#### To do:
Rewrite everything from the line containing "154, 383, 179]" down to the line containing "154, 228, 179]", swapping "frac-num" for "numerator" and leaving the rest unchanged.

Collected data:

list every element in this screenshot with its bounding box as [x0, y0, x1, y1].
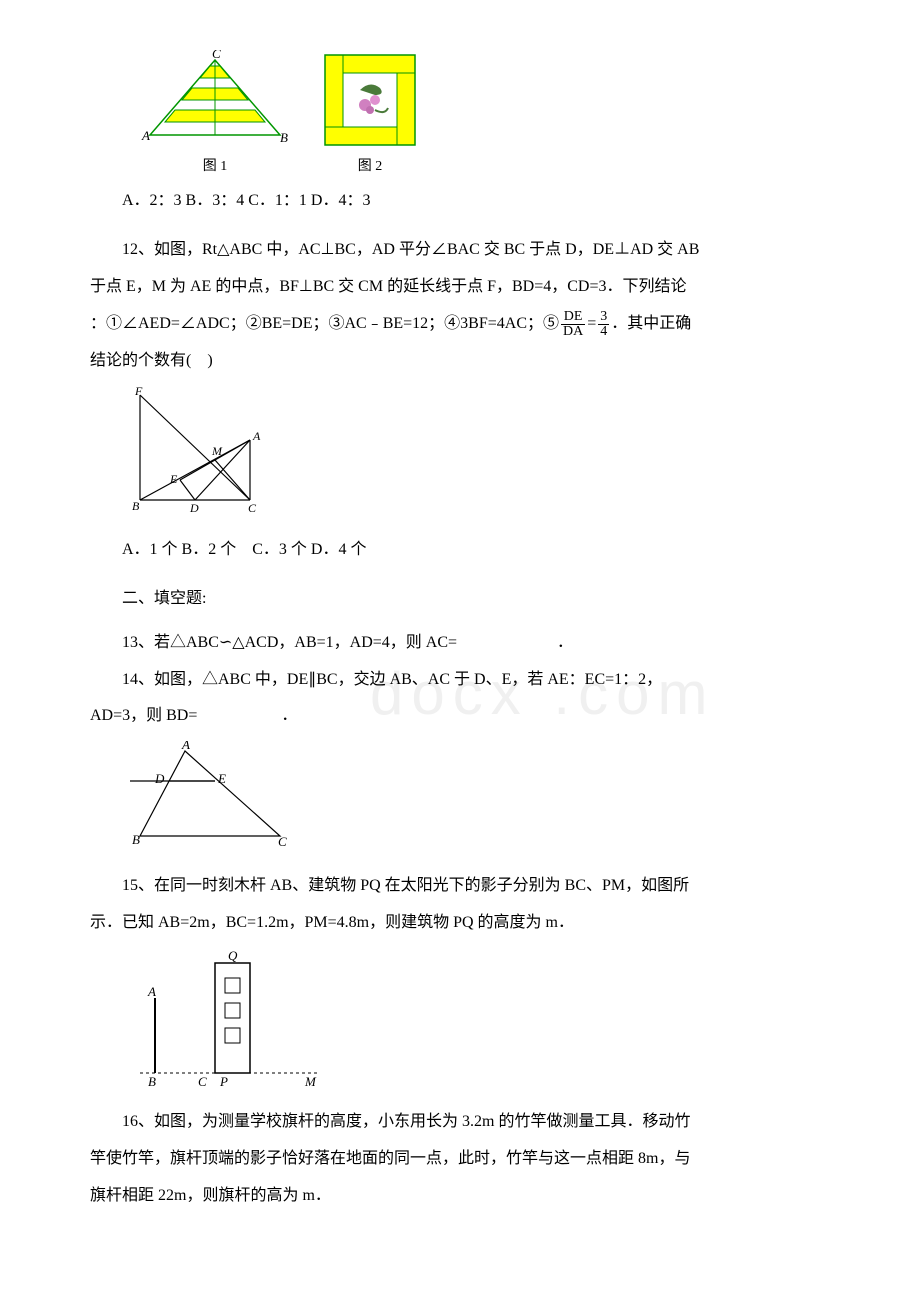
figure-2-caption: 图 2	[358, 154, 383, 179]
figure-2-block: 图 2	[320, 50, 420, 179]
q12-line2: 于点 E，M 为 AE 的中点，BF⊥BC 交 CM 的延长线于点 F，BD=4…	[90, 273, 830, 302]
frac-num: DE	[561, 310, 585, 325]
figure-1-caption: 图 1	[203, 154, 228, 179]
svg-text:C: C	[278, 834, 287, 849]
svg-text:M: M	[211, 444, 223, 458]
q12-line1: 12、如图，Rt△ABC 中，AC⊥BC，AD 平分∠BAC 交 BC 于点 D…	[90, 236, 830, 265]
svg-text:E: E	[169, 472, 178, 486]
svg-text:D: D	[189, 501, 199, 515]
svg-text:B: B	[132, 499, 140, 513]
figure-1-svg: A B C	[140, 50, 290, 150]
q15-line1: 15、在同一时刻木杆 AB、建筑物 PQ 在太阳光下的影子分别为 BC、PM，如…	[90, 872, 830, 901]
svg-text:B: B	[132, 832, 140, 847]
svg-text:M: M	[304, 1074, 317, 1088]
q12-line3-pre: ：①∠AED=∠ADC；②BE=DE；③AC﹣BE=12；④3BF=4AC；⑤	[90, 315, 559, 332]
q11-options: A．2：3 B．3：4 C．1：1 D．4：3	[90, 187, 830, 216]
fraction-de-da: DEDA	[561, 310, 585, 339]
q16-line3: 旗杆相距 22m，则旗杆的高为 m．	[90, 1182, 830, 1211]
svg-text:A: A	[181, 741, 190, 752]
q16-line2: 竿使竹竿，旗杆顶端的影子恰好落在地面的同一点，此时，竹竿与这一点相距 8m，与	[90, 1145, 830, 1174]
svg-text:A: A	[252, 429, 261, 443]
q14-diagram: A B C D E	[130, 741, 830, 862]
svg-text:B: B	[148, 1074, 156, 1088]
svg-text:P: P	[219, 1074, 228, 1088]
q12-line3-post: ．其中正确	[611, 315, 691, 332]
q13: 13、若△ABC∽△ACD，AB=1，AD=4，则 AC= ．	[90, 629, 830, 658]
label-A: A	[141, 128, 150, 143]
frac-den: DA	[561, 325, 585, 339]
q15-line2: 示．已知 AB=2m，BC=1.2m，PM=4.8m，则建筑物 PQ 的高度为 …	[90, 909, 830, 938]
q12-options: A．1 个 B．2 个 C．3 个 D．4 个	[90, 536, 830, 565]
q14-line1: 14、如图，△ABC 中，DE∥BC，交边 AB、AC 于 D、E，若 AE：E…	[90, 666, 830, 695]
frac2-den: 4	[598, 325, 609, 339]
svg-text:D: D	[154, 771, 165, 786]
svg-text:C: C	[198, 1074, 207, 1088]
q14-line2: AD=3，则 BD= ．	[90, 702, 830, 731]
q16-line1: 16、如图，为测量学校旗杆的高度，小东用长为 3.2m 的竹竿做测量工具．移动竹	[90, 1108, 830, 1137]
figure-1-block: A B C 图 1	[140, 50, 290, 179]
frac2-num: 3	[598, 310, 609, 325]
label-B: B	[280, 130, 288, 145]
fraction-3-4: 34	[598, 310, 609, 339]
q11-figures: A B C 图 1	[140, 50, 830, 179]
svg-text:A: A	[147, 984, 156, 999]
q15-diagram: A B C P Q M	[130, 948, 830, 1099]
label-C: C	[212, 50, 221, 61]
svg-text:Q: Q	[228, 948, 238, 963]
svg-text:E: E	[217, 771, 226, 786]
svg-text:C: C	[248, 501, 257, 515]
figure-2-svg	[320, 50, 420, 150]
q12-diagram: F A B C D E M	[130, 385, 830, 526]
svg-text:F: F	[134, 385, 143, 398]
q12-line3: ：①∠AED=∠ADC；②BE=DE；③AC﹣BE=12；④3BF=4AC；⑤D…	[90, 310, 830, 339]
q12-line4: 结论的个数有( )	[90, 347, 830, 376]
section-2-heading: 二、填空题:	[90, 585, 830, 614]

#### Reply to the exercise:
figure-2-caption: 图 2	[358, 154, 383, 179]
figure-2-block: 图 2	[320, 50, 420, 179]
q12-line2: 于点 E，M 为 AE 的中点，BF⊥BC 交 CM 的延长线于点 F，BD=4…	[90, 273, 830, 302]
numerator: DE	[561, 310, 585, 325]
figure-1-caption: 图 1	[203, 154, 228, 179]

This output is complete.